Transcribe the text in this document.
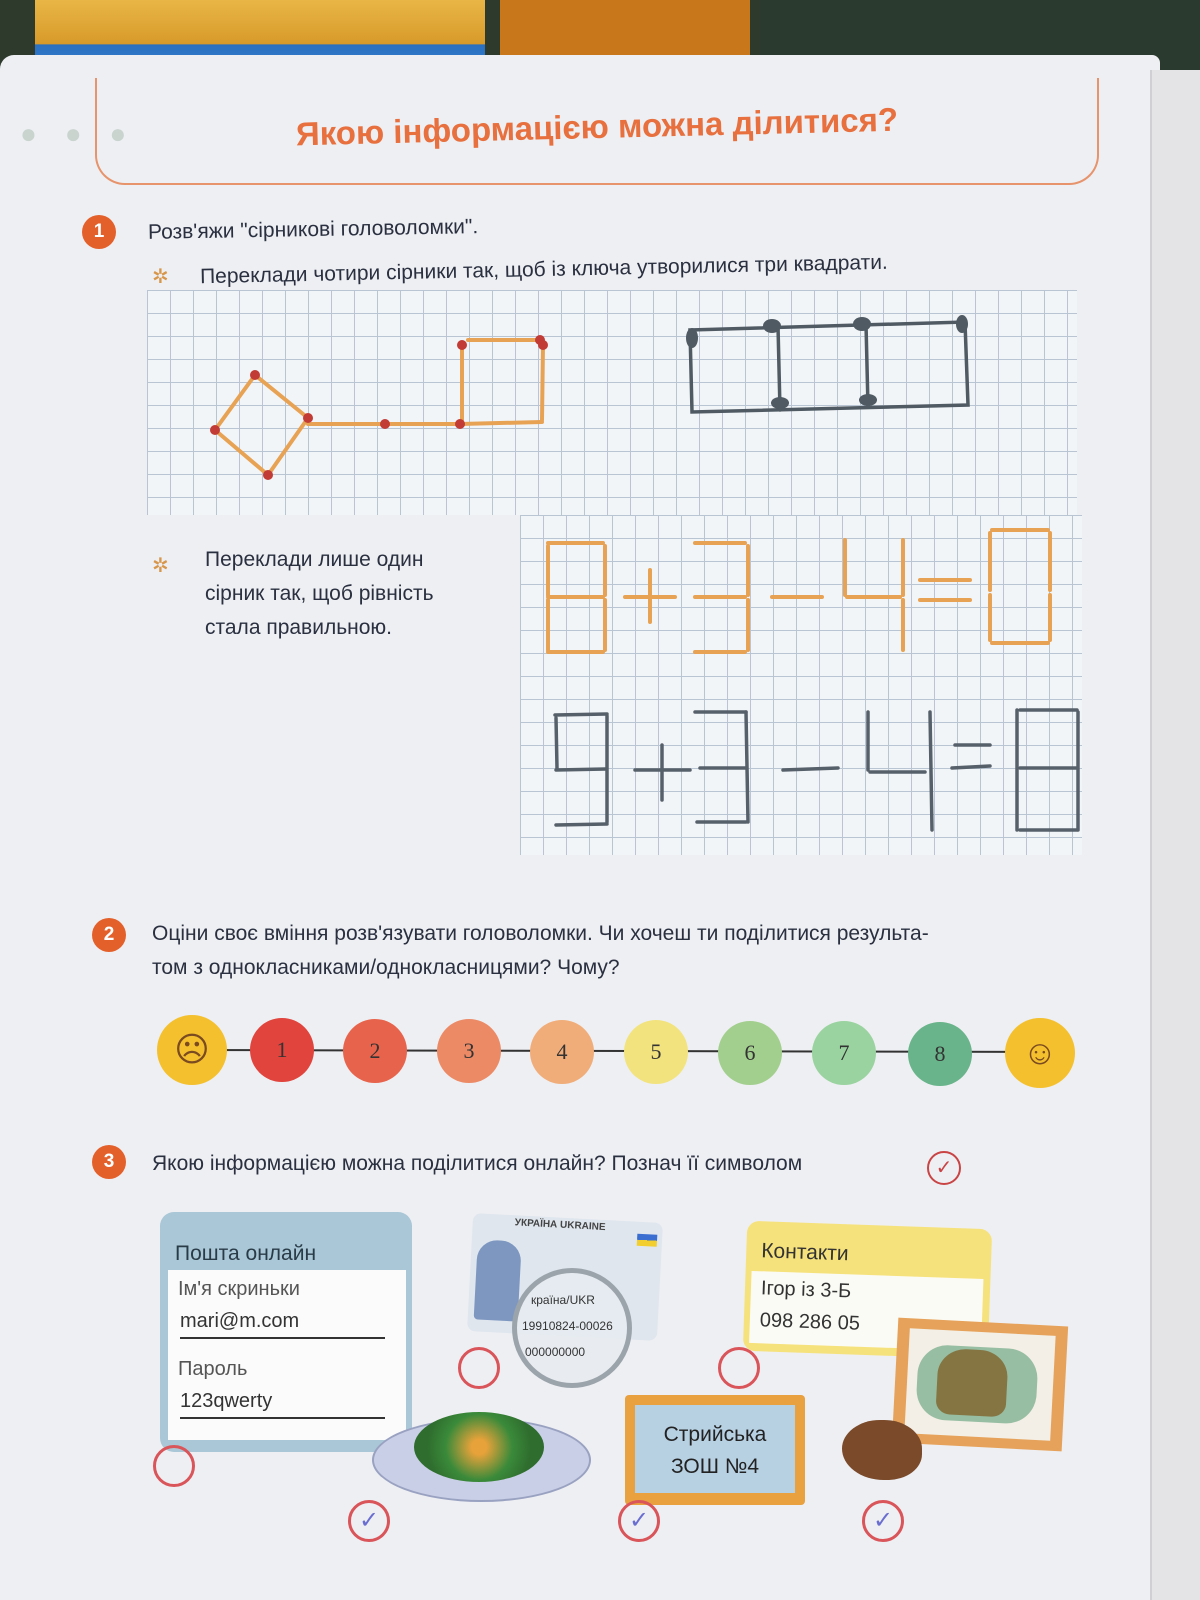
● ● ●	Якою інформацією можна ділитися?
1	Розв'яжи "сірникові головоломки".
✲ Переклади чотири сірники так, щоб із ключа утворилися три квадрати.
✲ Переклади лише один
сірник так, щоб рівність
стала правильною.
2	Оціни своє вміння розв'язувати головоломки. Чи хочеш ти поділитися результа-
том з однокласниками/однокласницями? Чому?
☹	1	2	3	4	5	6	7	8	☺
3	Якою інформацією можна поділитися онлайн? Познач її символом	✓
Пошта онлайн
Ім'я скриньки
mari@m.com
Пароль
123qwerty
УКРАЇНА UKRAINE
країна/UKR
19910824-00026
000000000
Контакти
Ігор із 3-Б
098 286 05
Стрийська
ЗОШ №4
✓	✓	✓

→ **What you are asked to do**
All records must be output exactly as they are, except for the pictures, which are left out.

→ **Solution to this exercise**
Transcribe the text in this document.
● ● ●	Якою інформацією можна ділитися?
1	Розв'яжи "сірникові головоломки".
✲ Переклади чотири сірники так, щоб із ключа утворилися три квадрати.
✲ Переклади лише один
сірник так, щоб рівність
стала правильною.
2	Оціни своє вміння розв'язувати головоломки. Чи хочеш ти поділитися результа-
том з однокласниками/однокласницями? Чому?
☹	1	2	3	4	5	6	7	8	☺
3	Якою інформацією можна поділитися онлайн? Познач її символом	✓
Пошта онлайн
Ім'я скриньки
mari@m.com
Пароль
123qwerty
УКРАЇНА UKRAINE
країна/UKR
19910824-00026
000000000
Контакти
Ігор із 3-Б
098 286 05
Стрийська
ЗОШ №4
✓	✓	✓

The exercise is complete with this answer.